**The exercise:** Find the lines containing the word "xlabel" and copy every one of them.

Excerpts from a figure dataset

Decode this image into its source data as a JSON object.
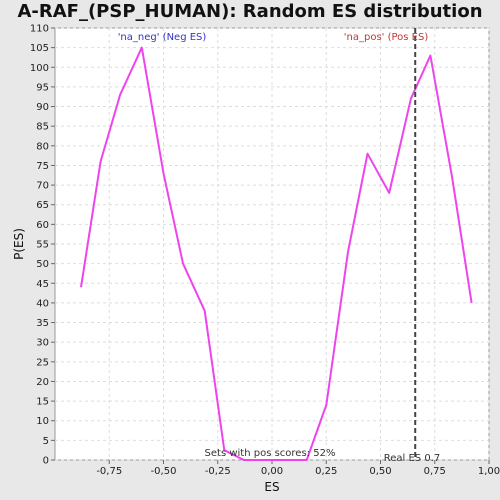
{
  "chart_data": {
    "type": "line",
    "title": "A-RAF_(PSP_HUMAN): Random ES distribution",
    "xlabel": "ES",
    "ylabel": "P(ES)",
    "xlim": [
      -1.0,
      1.0
    ],
    "ylim": [
      0,
      110
    ],
    "x_ticks": [
      -0.75,
      -0.5,
      -0.25,
      0.0,
      0.25,
      0.5,
      0.75,
      1.0
    ],
    "x_tick_labels": [
      "-0,75",
      "-0,50",
      "-0,25",
      "0,00",
      "0,25",
      "0,50",
      "0,75",
      "1,00"
    ],
    "y_ticks": [
      0,
      5,
      10,
      15,
      20,
      25,
      30,
      35,
      40,
      45,
      50,
      55,
      60,
      65,
      70,
      75,
      80,
      85,
      90,
      95,
      100,
      105,
      110
    ],
    "grid": true,
    "series": [
      {
        "color": "#ee44ee",
        "x": [
          -0.88,
          -0.79,
          -0.7,
          -0.6,
          -0.5,
          -0.41,
          -0.31,
          -0.22,
          -0.13,
          -0.03,
          0.06,
          0.16,
          0.25,
          0.35,
          0.44,
          0.54,
          0.64,
          0.73,
          0.83,
          0.92
        ],
        "y": [
          44,
          76,
          93,
          105,
          73,
          50,
          38,
          2.5,
          0,
          0,
          0,
          0,
          14,
          53,
          78,
          68,
          92,
          103,
          72,
          40
        ]
      }
    ],
    "vline": {
      "x": 0.66,
      "color": "#444444",
      "style": "dashed"
    },
    "annotations": {
      "neg_label": {
        "text": "'na_neg' (Neg ES)",
        "color": "#3333cc"
      },
      "pos_label": {
        "text": "'na_pos' (Pos ES)",
        "color": "#cc3333"
      },
      "sets_text": "Sets with pos scores: 52%",
      "real_es_text": "Real ES 0.7"
    }
  }
}
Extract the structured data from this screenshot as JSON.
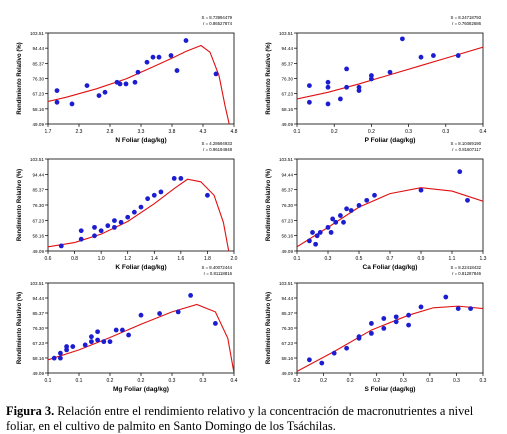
{
  "caption": {
    "label": "Figura 3.",
    "text": " Relación entre el rendimiento relativo y la concentración de macronutrientes a nivel foliar, en el cultivo de palmito en Santo Domingo de los Tsáchilas."
  },
  "colors": {
    "points": "#1c1cd0",
    "curve": "#e01010",
    "axes": "#000000"
  },
  "chart_data": [
    {
      "type": "scatter",
      "xlabel": "N Foliar (dag/kg)",
      "ylabel": "Rendimiento Relativo (%)",
      "stats": [
        "S = 8.73994479",
        "r = 0.86527874"
      ],
      "xlim": [
        1.7,
        4.8
      ],
      "xticks": [
        "1.7",
        "2.3",
        "2.8",
        "3.3",
        "3.8",
        "4.3",
        "4.8"
      ],
      "ylim": [
        49.0,
        103.5
      ],
      "yticks": [
        "49.09",
        "58.16",
        "67.23",
        "76.30",
        "85.37",
        "94.44",
        "103.51"
      ],
      "points": [
        [
          1.85,
          62
        ],
        [
          1.85,
          69
        ],
        [
          2.1,
          61
        ],
        [
          2.35,
          72
        ],
        [
          2.55,
          66
        ],
        [
          2.65,
          68
        ],
        [
          2.85,
          74
        ],
        [
          2.9,
          73
        ],
        [
          3.0,
          73
        ],
        [
          3.15,
          74
        ],
        [
          3.2,
          80
        ],
        [
          3.35,
          86
        ],
        [
          3.45,
          89
        ],
        [
          3.55,
          89
        ],
        [
          3.75,
          90
        ],
        [
          3.85,
          81
        ],
        [
          4.0,
          99
        ],
        [
          4.5,
          79
        ]
      ],
      "curve": [
        [
          1.7,
          62.5
        ],
        [
          2.0,
          65
        ],
        [
          2.5,
          70
        ],
        [
          3.0,
          76
        ],
        [
          3.5,
          84
        ],
        [
          3.8,
          89
        ],
        [
          4.0,
          92.5
        ],
        [
          4.25,
          96
        ],
        [
          4.4,
          92
        ],
        [
          4.55,
          78
        ],
        [
          4.65,
          60
        ],
        [
          4.72,
          49
        ]
      ]
    },
    {
      "type": "scatter",
      "xlabel": "P Foliar (dag/kg)",
      "ylabel": "Rendimiento Relativo (%)",
      "stats": [
        "S = 8.24718793",
        "r = 0.76082686"
      ],
      "xlim": [
        0.1,
        0.4
      ],
      "xticks": [
        "0.1",
        "0.2",
        "0.2",
        "0.3",
        "0.3",
        "0.4"
      ],
      "ylim": [
        49.0,
        103.5
      ],
      "yticks": [
        "49.09",
        "58.16",
        "67.23",
        "76.30",
        "85.37",
        "94.44",
        "103.51"
      ],
      "points": [
        [
          0.12,
          62
        ],
        [
          0.12,
          72
        ],
        [
          0.15,
          61
        ],
        [
          0.15,
          71
        ],
        [
          0.15,
          74
        ],
        [
          0.17,
          64
        ],
        [
          0.18,
          82
        ],
        [
          0.18,
          71
        ],
        [
          0.2,
          69
        ],
        [
          0.2,
          71
        ],
        [
          0.22,
          78
        ],
        [
          0.22,
          76
        ],
        [
          0.25,
          80
        ],
        [
          0.27,
          100
        ],
        [
          0.3,
          89
        ],
        [
          0.32,
          90
        ],
        [
          0.36,
          90
        ]
      ],
      "curve": [
        [
          0.1,
          64
        ],
        [
          0.15,
          68
        ],
        [
          0.2,
          73
        ],
        [
          0.25,
          78.5
        ],
        [
          0.3,
          84
        ],
        [
          0.35,
          89.5
        ],
        [
          0.4,
          95
        ]
      ]
    },
    {
      "type": "scatter",
      "xlabel": "K Foliar (dag/kg)",
      "ylabel": "Rendimiento Relativo (%)",
      "stats": [
        "S = 4.28694933",
        "r = 0.96194948"
      ],
      "xlim": [
        0.6,
        2.0
      ],
      "xticks": [
        "0.6",
        "0.8",
        "1.0",
        "1.2",
        "1.4",
        "1.6",
        "1.8",
        "2.0"
      ],
      "ylim": [
        49.0,
        103.5
      ],
      "yticks": [
        "49.09",
        "58.16",
        "67.23",
        "76.30",
        "85.37",
        "94.44",
        "103.51"
      ],
      "points": [
        [
          0.7,
          52
        ],
        [
          0.85,
          56
        ],
        [
          0.85,
          61
        ],
        [
          0.95,
          58
        ],
        [
          0.95,
          63
        ],
        [
          1.0,
          61
        ],
        [
          1.05,
          64
        ],
        [
          1.1,
          63
        ],
        [
          1.1,
          67
        ],
        [
          1.15,
          66
        ],
        [
          1.2,
          69
        ],
        [
          1.25,
          72
        ],
        [
          1.3,
          75
        ],
        [
          1.35,
          80
        ],
        [
          1.4,
          82
        ],
        [
          1.45,
          84
        ],
        [
          1.55,
          92
        ],
        [
          1.6,
          92
        ],
        [
          1.8,
          82
        ]
      ],
      "curve": [
        [
          0.6,
          51.5
        ],
        [
          0.8,
          54
        ],
        [
          1.0,
          59
        ],
        [
          1.2,
          66.5
        ],
        [
          1.4,
          77
        ],
        [
          1.55,
          86
        ],
        [
          1.65,
          91.5
        ],
        [
          1.75,
          90
        ],
        [
          1.85,
          82
        ],
        [
          1.92,
          66
        ],
        [
          1.96,
          49
        ]
      ]
    },
    {
      "type": "scatter",
      "xlabel": "Ca Foliar (dag/kg)",
      "ylabel": "Rendimiento Relativo (%)",
      "stats": [
        "S = 8.10469190",
        "r = 0.81607117"
      ],
      "xlim": [
        0.1,
        1.3
      ],
      "xticks": [
        "0.1",
        "0.3",
        "0.5",
        "0.7",
        "0.9",
        "1.1",
        "1.3"
      ],
      "ylim": [
        49.0,
        103.5
      ],
      "yticks": [
        "49.09",
        "58.16",
        "67.23",
        "76.30",
        "85.37",
        "94.44",
        "103.51"
      ],
      "points": [
        [
          0.18,
          55
        ],
        [
          0.2,
          60
        ],
        [
          0.22,
          53
        ],
        [
          0.23,
          58
        ],
        [
          0.25,
          60
        ],
        [
          0.3,
          63
        ],
        [
          0.32,
          60
        ],
        [
          0.33,
          68
        ],
        [
          0.35,
          66
        ],
        [
          0.38,
          70
        ],
        [
          0.4,
          66
        ],
        [
          0.42,
          74
        ],
        [
          0.45,
          73
        ],
        [
          0.5,
          76
        ],
        [
          0.55,
          79
        ],
        [
          0.6,
          82
        ],
        [
          0.9,
          85
        ],
        [
          1.15,
          96
        ],
        [
          1.2,
          79
        ]
      ],
      "curve": [
        [
          0.1,
          51.5
        ],
        [
          0.3,
          63
        ],
        [
          0.5,
          75
        ],
        [
          0.7,
          83
        ],
        [
          0.9,
          86.5
        ],
        [
          1.1,
          84.5
        ],
        [
          1.3,
          78.5
        ]
      ]
    },
    {
      "type": "scatter",
      "xlabel": "Mg Foliar (dag/kg)",
      "ylabel": "Rendimiento Relativo (%)",
      "stats": [
        "S = 8.40072444",
        "r = 0.81118816"
      ],
      "xlim": [
        0.1,
        0.4
      ],
      "xticks": [
        "0.1",
        "0.1",
        "0.2",
        "0.2",
        "0.3",
        "0.3",
        "0.4"
      ],
      "ylim": [
        49.0,
        103.5
      ],
      "yticks": [
        "49.09",
        "58.16",
        "67.23",
        "76.30",
        "85.37",
        "94.44",
        "103.51"
      ],
      "points": [
        [
          0.11,
          58
        ],
        [
          0.12,
          58
        ],
        [
          0.12,
          61
        ],
        [
          0.13,
          63
        ],
        [
          0.13,
          65
        ],
        [
          0.14,
          65
        ],
        [
          0.16,
          66
        ],
        [
          0.17,
          68
        ],
        [
          0.17,
          71
        ],
        [
          0.18,
          69
        ],
        [
          0.18,
          74
        ],
        [
          0.19,
          68
        ],
        [
          0.2,
          68
        ],
        [
          0.21,
          75
        ],
        [
          0.22,
          75
        ],
        [
          0.23,
          72
        ],
        [
          0.25,
          84
        ],
        [
          0.28,
          85
        ],
        [
          0.31,
          86
        ],
        [
          0.33,
          96
        ],
        [
          0.37,
          79
        ]
      ],
      "curve": [
        [
          0.1,
          57
        ],
        [
          0.15,
          63
        ],
        [
          0.2,
          70.5
        ],
        [
          0.25,
          78.5
        ],
        [
          0.3,
          86
        ],
        [
          0.34,
          90.5
        ],
        [
          0.37,
          86
        ],
        [
          0.39,
          70
        ],
        [
          0.4,
          49
        ]
      ]
    },
    {
      "type": "scatter",
      "xlabel": "S Foliar (dag/kg)",
      "ylabel": "Rendimiento Relativo (%)",
      "stats": [
        "S = 8.22418432",
        "r = 0.81287846"
      ],
      "xlim": [
        0.2,
        0.35
      ],
      "xticks": [
        "0.2",
        "0.2",
        "0.2",
        "0.2",
        "0.3",
        "0.3",
        "0.3",
        "0.3"
      ],
      "ylim": [
        49.0,
        103.5
      ],
      "yticks": [
        "49.09",
        "58.16",
        "67.23",
        "76.30",
        "85.37",
        "94.44",
        "103.51"
      ],
      "points": [
        [
          0.21,
          57
        ],
        [
          0.22,
          55
        ],
        [
          0.23,
          61
        ],
        [
          0.24,
          64
        ],
        [
          0.25,
          71
        ],
        [
          0.25,
          70
        ],
        [
          0.26,
          73
        ],
        [
          0.26,
          79
        ],
        [
          0.27,
          76
        ],
        [
          0.27,
          82
        ],
        [
          0.28,
          80
        ],
        [
          0.28,
          83
        ],
        [
          0.29,
          78
        ],
        [
          0.29,
          84
        ],
        [
          0.3,
          89
        ],
        [
          0.32,
          95
        ],
        [
          0.33,
          88
        ],
        [
          0.34,
          88
        ]
      ],
      "curve": [
        [
          0.2,
          50
        ],
        [
          0.23,
          62
        ],
        [
          0.26,
          75
        ],
        [
          0.29,
          84
        ],
        [
          0.31,
          88.5
        ],
        [
          0.33,
          89.5
        ],
        [
          0.35,
          88
        ]
      ]
    }
  ]
}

**Solution to this exercise:**
    "xlabel": "ES",
      "xlabel": "N Foliar (dag/kg)",
      "xlabel": "P Foliar (dag/kg)",
      "xlabel": "K Foliar (dag/kg)",
      "xlabel": "Ca Foliar (dag/kg)",
      "xlabel": "Mg Foliar (dag/kg)",
      "xlabel": "S Foliar (dag/kg)",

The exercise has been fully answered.